▶ Problem to solve:
Your task is to repeat the listing exactly.
* * * * * * * * *
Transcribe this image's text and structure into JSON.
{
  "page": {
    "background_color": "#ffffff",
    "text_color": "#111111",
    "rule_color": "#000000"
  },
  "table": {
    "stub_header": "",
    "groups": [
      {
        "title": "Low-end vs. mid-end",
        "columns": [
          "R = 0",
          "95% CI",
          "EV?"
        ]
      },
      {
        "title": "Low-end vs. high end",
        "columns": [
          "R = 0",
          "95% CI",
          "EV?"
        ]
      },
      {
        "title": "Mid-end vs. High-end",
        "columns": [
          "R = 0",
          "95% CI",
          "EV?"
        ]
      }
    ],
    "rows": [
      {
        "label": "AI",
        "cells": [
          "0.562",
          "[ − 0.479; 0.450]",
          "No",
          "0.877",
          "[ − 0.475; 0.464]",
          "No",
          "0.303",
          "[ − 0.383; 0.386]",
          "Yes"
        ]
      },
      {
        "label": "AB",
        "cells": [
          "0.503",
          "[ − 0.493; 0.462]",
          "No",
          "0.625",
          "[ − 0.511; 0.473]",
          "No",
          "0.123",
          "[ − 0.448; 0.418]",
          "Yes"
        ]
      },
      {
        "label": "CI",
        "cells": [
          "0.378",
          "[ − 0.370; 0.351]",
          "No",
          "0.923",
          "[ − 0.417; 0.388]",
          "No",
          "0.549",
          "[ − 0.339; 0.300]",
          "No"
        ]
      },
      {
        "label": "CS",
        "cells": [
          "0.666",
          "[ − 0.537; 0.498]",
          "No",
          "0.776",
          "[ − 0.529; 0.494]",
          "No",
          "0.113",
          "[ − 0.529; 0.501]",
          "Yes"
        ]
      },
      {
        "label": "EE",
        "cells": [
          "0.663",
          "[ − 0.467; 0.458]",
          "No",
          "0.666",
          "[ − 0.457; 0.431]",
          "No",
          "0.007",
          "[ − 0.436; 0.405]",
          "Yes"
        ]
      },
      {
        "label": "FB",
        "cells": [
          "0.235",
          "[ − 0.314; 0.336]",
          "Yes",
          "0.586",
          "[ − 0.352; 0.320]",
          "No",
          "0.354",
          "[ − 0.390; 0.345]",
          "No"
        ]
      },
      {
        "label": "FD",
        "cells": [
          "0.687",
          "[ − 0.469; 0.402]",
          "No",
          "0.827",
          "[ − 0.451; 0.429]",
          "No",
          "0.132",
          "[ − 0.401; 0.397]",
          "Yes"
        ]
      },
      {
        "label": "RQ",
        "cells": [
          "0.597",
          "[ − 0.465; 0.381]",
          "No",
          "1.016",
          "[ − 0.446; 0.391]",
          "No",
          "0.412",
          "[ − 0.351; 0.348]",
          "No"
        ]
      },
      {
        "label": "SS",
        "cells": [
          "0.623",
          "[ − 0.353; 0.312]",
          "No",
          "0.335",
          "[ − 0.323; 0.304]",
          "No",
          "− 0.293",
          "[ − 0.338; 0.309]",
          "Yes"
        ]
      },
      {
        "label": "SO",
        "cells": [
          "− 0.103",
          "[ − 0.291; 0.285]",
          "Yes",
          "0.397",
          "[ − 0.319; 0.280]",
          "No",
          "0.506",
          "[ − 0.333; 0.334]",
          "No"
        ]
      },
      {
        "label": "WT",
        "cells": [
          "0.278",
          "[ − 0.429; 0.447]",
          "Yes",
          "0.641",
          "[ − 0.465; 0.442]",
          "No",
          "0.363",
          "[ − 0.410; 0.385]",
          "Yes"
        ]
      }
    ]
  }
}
* * * * * * * * *
▶ The output:
Transcribe this image's text and structure into JSON.
{
  "page": {
    "background_color": "#ffffff",
    "text_color": "#111111",
    "rule_color": "#000000"
  },
  "table": {
    "stub_header": "",
    "groups": [
      {
        "title": "Low-end vs. mid-end",
        "columns": [
          "R = 0",
          "95% CI",
          "EV?"
        ]
      },
      {
        "title": "Low-end vs. high end",
        "columns": [
          "R = 0",
          "95% CI",
          "EV?"
        ]
      },
      {
        "title": "Mid-end vs. High-end",
        "columns": [
          "R = 0",
          "95% CI",
          "EV?"
        ]
      }
    ],
    "rows": [
      {
        "label": "AI",
        "cells": [
          "0.562",
          "[ − 0.479; 0.450]",
          "No",
          "0.877",
          "[ − 0.475; 0.464]",
          "No",
          "0.303",
          "[ − 0.383; 0.386]",
          "Yes"
        ]
      },
      {
        "label": "AB",
        "cells": [
          "0.503",
          "[ − 0.493; 0.462]",
          "No",
          "0.625",
          "[ − 0.511; 0.473]",
          "No",
          "0.123",
          "[ − 0.448; 0.418]",
          "Yes"
        ]
      },
      {
        "label": "CI",
        "cells": [
          "0.378",
          "[ − 0.370; 0.351]",
          "No",
          "0.923",
          "[ − 0.417; 0.388]",
          "No",
          "0.549",
          "[ − 0.339; 0.300]",
          "No"
        ]
      },
      {
        "label": "CS",
        "cells": [
          "0.666",
          "[ − 0.537; 0.498]",
          "No",
          "0.776",
          "[ − 0.529; 0.494]",
          "No",
          "0.113",
          "[ − 0.529; 0.501]",
          "Yes"
        ]
      },
      {
        "label": "EE",
        "cells": [
          "0.663",
          "[ − 0.467; 0.458]",
          "No",
          "0.666",
          "[ − 0.457; 0.431]",
          "No",
          "0.007",
          "[ − 0.436; 0.405]",
          "Yes"
        ]
      },
      {
        "label": "FB",
        "cells": [
          "0.235",
          "[ − 0.314; 0.336]",
          "Yes",
          "0.586",
          "[ − 0.352; 0.320]",
          "No",
          "0.354",
          "[ − 0.390; 0.345]",
          "No"
        ]
      },
      {
        "label": "FD",
        "cells": [
          "0.687",
          "[ − 0.469; 0.402]",
          "No",
          "0.827",
          "[ − 0.451; 0.429]",
          "No",
          "0.132",
          "[ − 0.401; 0.397]",
          "Yes"
        ]
      },
      {
        "label": "RQ",
        "cells": [
          "0.597",
          "[ − 0.465; 0.381]",
          "No",
          "1.016",
          "[ − 0.446; 0.391]",
          "No",
          "0.412",
          "[ − 0.351; 0.348]",
          "No"
        ]
      },
      {
        "label": "SS",
        "cells": [
          "0.623",
          "[ − 0.353; 0.312]",
          "No",
          "0.335",
          "[ − 0.323; 0.304]",
          "No",
          "− 0.293",
          "[ − 0.338; 0.309]",
          "Yes"
        ]
      },
      {
        "label": "SO",
        "cells": [
          "− 0.103",
          "[ − 0.291; 0.285]",
          "Yes",
          "0.397",
          "[ − 0.319; 0.280]",
          "No",
          "0.506",
          "[ − 0.333; 0.334]",
          "No"
        ]
      },
      {
        "label": "WT",
        "cells": [
          "0.278",
          "[ − 0.429; 0.447]",
          "Yes",
          "0.641",
          "[ − 0.465; 0.442]",
          "No",
          "0.363",
          "[ − 0.410; 0.385]",
          "Yes"
        ]
      }
    ]
  }
}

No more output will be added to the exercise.